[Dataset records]

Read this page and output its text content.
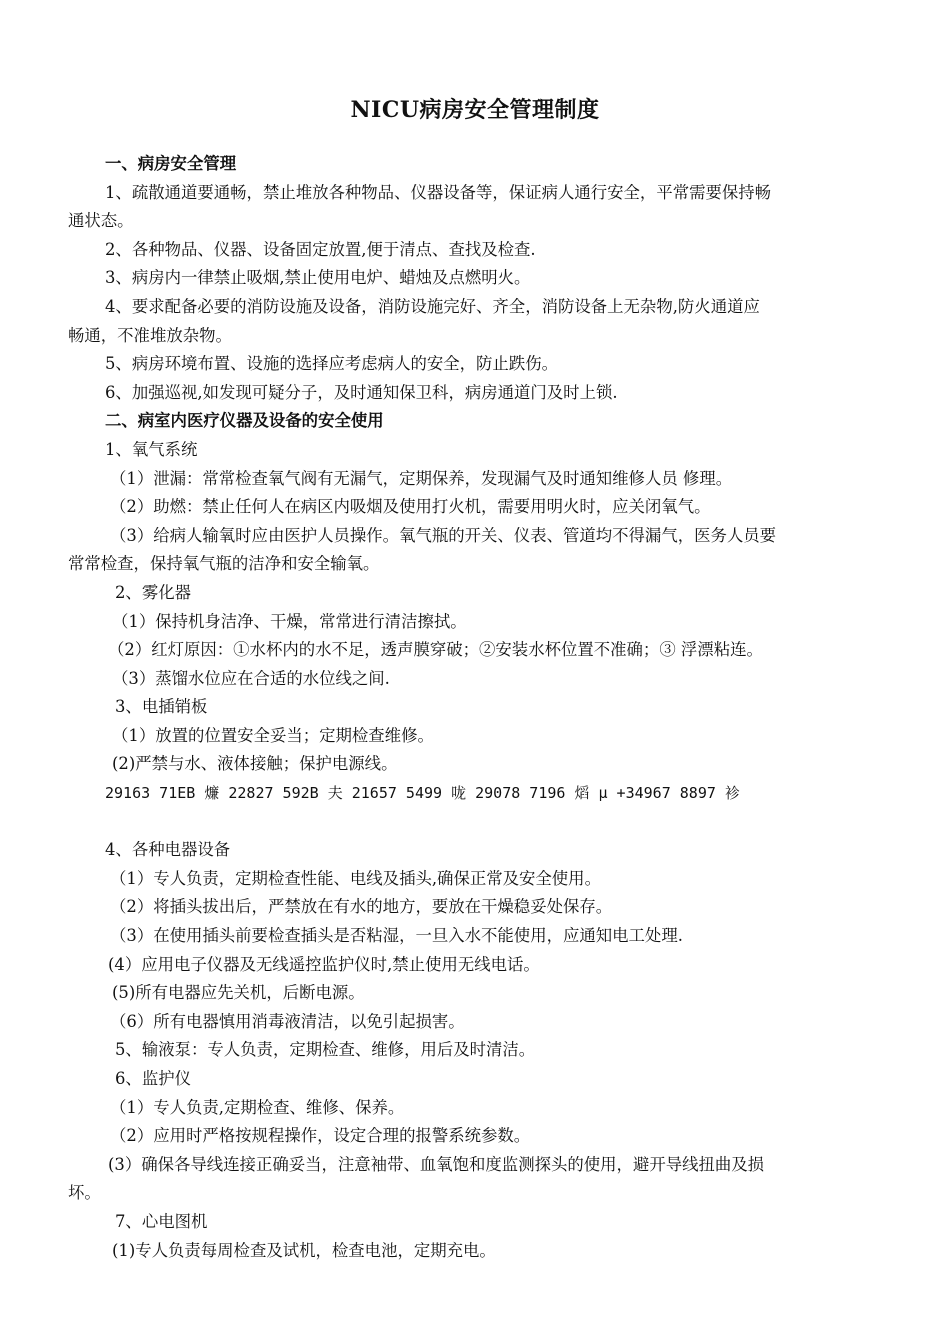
NICU病房安全管理制度
一、病房安全管理
1、疏散通道要通畅，禁止堆放各种物品、仪器设备等，保证病人通行安全，平常需要保持畅
通状态。
2、各种物品、仪器、设备固定放置,便于清点、查找及检查.
3、病房内一律禁止吸烟,禁止使用电炉、蜡烛及点燃明火。
4、要求配备必要的消防设施及设备，消防设施完好、齐全，消防设备上无杂物,防火通道应
畅通，不准堆放杂物。
5、病房环境布置、设施的选择应考虑病人的安全，防止跌伤。
6、加强巡视,如发现可疑分子，及时通知保卫科，病房通道门及时上锁.
二、病室内医疗仪器及设备的安全使用
1、氧气系统
（1）泄漏：常常检查氧气阀有无漏气，定期保养，发现漏气及时通知维修人员 修理。
（2）助燃：禁止任何人在病区内吸烟及使用打火机，需要用明火时，应关闭氧气。
（3）给病人输氧时应由医护人员操作。氧气瓶的开关、仪表、管道均不得漏气，医务人员要
常常检查，保持氧气瓶的洁净和安全输氧。
2、雾化器
（1）保持机身洁净、干燥，常常进行清洁擦拭。
（2）红灯原因：①水杯内的水不足，透声膜穿破；②安装水杯位置不准确；③ 浮漂粘连。
（3）蒸馏水位应在合适的水位线之间.
3、电插销板
（1）放置的位置安全妥当；定期检查维修。
(2)严禁与水、液体接触；保护电源线。
29163 71EB 燫 22827 592B 夫 21657 5499 咙 29078 7196 熖 µ +34967 8897 袗
4、各种电器设备
（1）专人负责，定期检查性能、电线及插头,确保正常及安全使用。
（2）将插头拔出后，严禁放在有水的地方，要放在干燥稳妥处保存。
（3）在使用插头前要检查插头是否粘湿，一旦入水不能使用，应通知电工处理.
(4）应用电子仪器及无线遥控监护仪时,禁止使用无线电话。
(5)所有电器应先关机，后断电源。
（6）所有电器慎用消毒液清洁，以免引起损害。
5、输液泵：专人负责，定期检查、维修，用后及时清洁。
6、监护仪
（1）专人负责,定期检查、维修、保养。
（2）应用时严格按规程操作，设定合理的报警系统参数。
(3）确保各导线连接正确妥当，注意袖带、血氧饱和度监测探头的使用，避开导线扭曲及损
坏。
7、心电图机
(1)专人负责每周检查及试机，检查电池，定期充电。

→ **WHAT YOU SHOULD DO**:
Omitting all images, print the listing exactly.

→ **EXPECTED ANSWER**:
Read this page and output its text content.
NICU病房安全管理制度
一、病房安全管理
1、疏散通道要通畅，禁止堆放各种物品、仪器设备等，保证病人通行安全，平常需要保持畅
通状态。
2、各种物品、仪器、设备固定放置,便于清点、查找及检查.
3、病房内一律禁止吸烟,禁止使用电炉、蜡烛及点燃明火。
4、要求配备必要的消防设施及设备，消防设施完好、齐全，消防设备上无杂物,防火通道应
畅通，不准堆放杂物。
5、病房环境布置、设施的选择应考虑病人的安全，防止跌伤。
6、加强巡视,如发现可疑分子，及时通知保卫科，病房通道门及时上锁.
二、病室内医疗仪器及设备的安全使用
1、氧气系统
（1）泄漏：常常检查氧气阀有无漏气，定期保养，发现漏气及时通知维修人员 修理。
（2）助燃：禁止任何人在病区内吸烟及使用打火机，需要用明火时，应关闭氧气。
（3）给病人输氧时应由医护人员操作。氧气瓶的开关、仪表、管道均不得漏气，医务人员要
常常检查，保持氧气瓶的洁净和安全输氧。
2、雾化器
（1）保持机身洁净、干燥，常常进行清洁擦拭。
（2）红灯原因：①水杯内的水不足，透声膜穿破；②安装水杯位置不准确；③ 浮漂粘连。
（3）蒸馏水位应在合适的水位线之间.
3、电插销板
（1）放置的位置安全妥当；定期检查维修。
(2)严禁与水、液体接触；保护电源线。
29163 71EB 燫 22827 592B 夫 21657 5499 咙 29078 7196 熖 µ +34967 8897 袗
4、各种电器设备
（1）专人负责，定期检查性能、电线及插头,确保正常及安全使用。
（2）将插头拔出后，严禁放在有水的地方，要放在干燥稳妥处保存。
（3）在使用插头前要检查插头是否粘湿，一旦入水不能使用，应通知电工处理.
(4）应用电子仪器及无线遥控监护仪时,禁止使用无线电话。
(5)所有电器应先关机，后断电源。
（6）所有电器慎用消毒液清洁，以免引起损害。
5、输液泵：专人负责，定期检查、维修，用后及时清洁。
6、监护仪
（1）专人负责,定期检查、维修、保养。
（2）应用时严格按规程操作，设定合理的报警系统参数。
(3）确保各导线连接正确妥当，注意袖带、血氧饱和度监测探头的使用，避开导线扭曲及损
坏。
7、心电图机
(1)专人负责每周检查及试机，检查电池，定期充电。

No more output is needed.